*Short problem 1*: Retype the rows from the very first line through the line that holds "formula2-eps-sub: 0 (540, 456, 550, 478)", with both ends included.

*Selected extract*:

Distributional Reinforcement Learning with Quantile Regression
Hi, what does the "u" means in the following code snippets? It seems that the "u" is not defined in the code? Thanks!
huber_loss = 0.5 * u.abs().clamp(min=0.0, max=k).pow(2) huber_loss += k * (u.abs() - u.abs().clamp(min=0.0, max=k)) quantile_loss = (tau - (u < 0).float()).abs() * huber_loss
I think probably it should be something like:
u = dist - expected_quant
After adding u = dist - expected_quant
TypeError Traceback (most recent call last)
/home/--/anaconda2/envs/tensorflow4/lib/python2.7/site-packages/torch/tensor.pyc in sub(self, other) 310 311 def sub(self, other): --> 312 return self.sub(other) 313 314 def rsub(self, other):
TypeError: sub received an invalid combination of arguments - got (Variable), but expected one of:
- (float value) didn't match because some of the arguments have invalid types: (Variable)
- (torch.FloatTensor other) didn't match because some of the arguments have invalid types: (Variable)
- (float value, torch.FloatTensor other)
Should be something like:
u = expected_dist.t().unsqueeze(-1) - dist
loss = self.huber(u) * (self.tau.view(1, -1) - (u.detach() < 0).float()).abs()

*Short problem 2*: Echo the part of the quantile regression thread between "huber_loss = 0.5" and "value, torch.FloatTensor other)", inclusive, word for word.

*Available records*:

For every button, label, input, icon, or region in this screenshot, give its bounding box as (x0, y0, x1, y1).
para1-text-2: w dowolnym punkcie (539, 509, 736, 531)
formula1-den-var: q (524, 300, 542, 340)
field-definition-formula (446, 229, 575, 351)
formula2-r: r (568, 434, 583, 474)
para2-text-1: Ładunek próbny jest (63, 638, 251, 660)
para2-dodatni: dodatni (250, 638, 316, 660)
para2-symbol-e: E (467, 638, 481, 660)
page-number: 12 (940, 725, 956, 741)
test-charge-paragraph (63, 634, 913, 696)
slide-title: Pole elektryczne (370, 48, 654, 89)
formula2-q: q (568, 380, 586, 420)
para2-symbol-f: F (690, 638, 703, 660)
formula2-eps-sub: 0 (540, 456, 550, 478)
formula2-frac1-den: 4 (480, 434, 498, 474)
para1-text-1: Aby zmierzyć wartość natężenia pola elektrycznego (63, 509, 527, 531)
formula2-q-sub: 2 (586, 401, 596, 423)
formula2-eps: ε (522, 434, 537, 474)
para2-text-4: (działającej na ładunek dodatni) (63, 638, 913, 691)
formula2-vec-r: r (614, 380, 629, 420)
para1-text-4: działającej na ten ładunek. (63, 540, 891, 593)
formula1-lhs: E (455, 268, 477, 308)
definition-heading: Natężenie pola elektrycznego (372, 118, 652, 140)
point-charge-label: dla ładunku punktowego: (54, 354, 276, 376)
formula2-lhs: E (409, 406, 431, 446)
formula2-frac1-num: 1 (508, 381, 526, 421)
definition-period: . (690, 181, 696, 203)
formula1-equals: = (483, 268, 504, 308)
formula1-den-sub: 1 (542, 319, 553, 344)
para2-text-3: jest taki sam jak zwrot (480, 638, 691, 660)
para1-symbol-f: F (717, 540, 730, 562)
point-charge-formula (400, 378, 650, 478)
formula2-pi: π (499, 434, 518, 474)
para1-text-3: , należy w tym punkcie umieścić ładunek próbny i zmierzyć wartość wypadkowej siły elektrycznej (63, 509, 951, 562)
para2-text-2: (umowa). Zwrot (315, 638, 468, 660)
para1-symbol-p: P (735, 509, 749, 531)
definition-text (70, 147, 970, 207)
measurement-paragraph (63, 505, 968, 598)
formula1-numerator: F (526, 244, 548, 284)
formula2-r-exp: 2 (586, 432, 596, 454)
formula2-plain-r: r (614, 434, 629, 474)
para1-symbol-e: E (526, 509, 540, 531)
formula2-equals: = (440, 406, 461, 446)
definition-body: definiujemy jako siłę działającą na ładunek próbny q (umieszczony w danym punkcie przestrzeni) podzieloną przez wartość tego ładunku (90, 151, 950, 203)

*Exercise output 1*:
For every button, label, input, icon, or region in this screenshot, give its bounding box as (x0, y0, x1, y1).
para1-text-2: w dowolnym punkcie (539, 509, 736, 531)
formula1-den-var: q (524, 300, 542, 340)
field-definition-formula (446, 229, 575, 351)
formula2-r: r (568, 434, 583, 474)
para2-text-1: Ładunek próbny jest (63, 638, 251, 660)
para2-dodatni: dodatni (250, 638, 316, 660)
para2-symbol-e: E (467, 638, 481, 660)
page-number: 12 (940, 725, 956, 741)
test-charge-paragraph (63, 634, 913, 696)
slide-title: Pole elektryczne (370, 48, 654, 89)
formula2-q: q (568, 380, 586, 420)
para2-symbol-f: F (690, 638, 703, 660)
formula2-eps-sub: 0 (540, 456, 550, 478)

*Exercise output 2*:
huber_loss = 0.5 * u.abs().clamp(min=0.0, max=k).pow(2) huber_loss += k * (u.abs() - u.abs().clamp(min=0.0, max=k)) quantile_loss = (tau - (u < 0).float()).abs() * huber_loss
I think probably it should be something like:
u = dist - expected_quant
After adding u = dist - expected_quant
TypeError Traceback (most recent call last)
/home/--/anaconda2/envs/tensorflow4/lib/python2.7/site-packages/torch/tensor.pyc in sub(self, other) 310 311 def sub(self, other): --> 312 return self.sub(other) 313 314 def rsub(self, other):
TypeError: sub received an invalid combination of arguments - got (Variable), but expected one of:
- (float value) didn't match because some of the arguments have invalid types: (Variable)
- (torch.FloatTensor other) didn't match because some of the arguments have invalid types: (Variable)
- (float value, torch.FloatTensor other)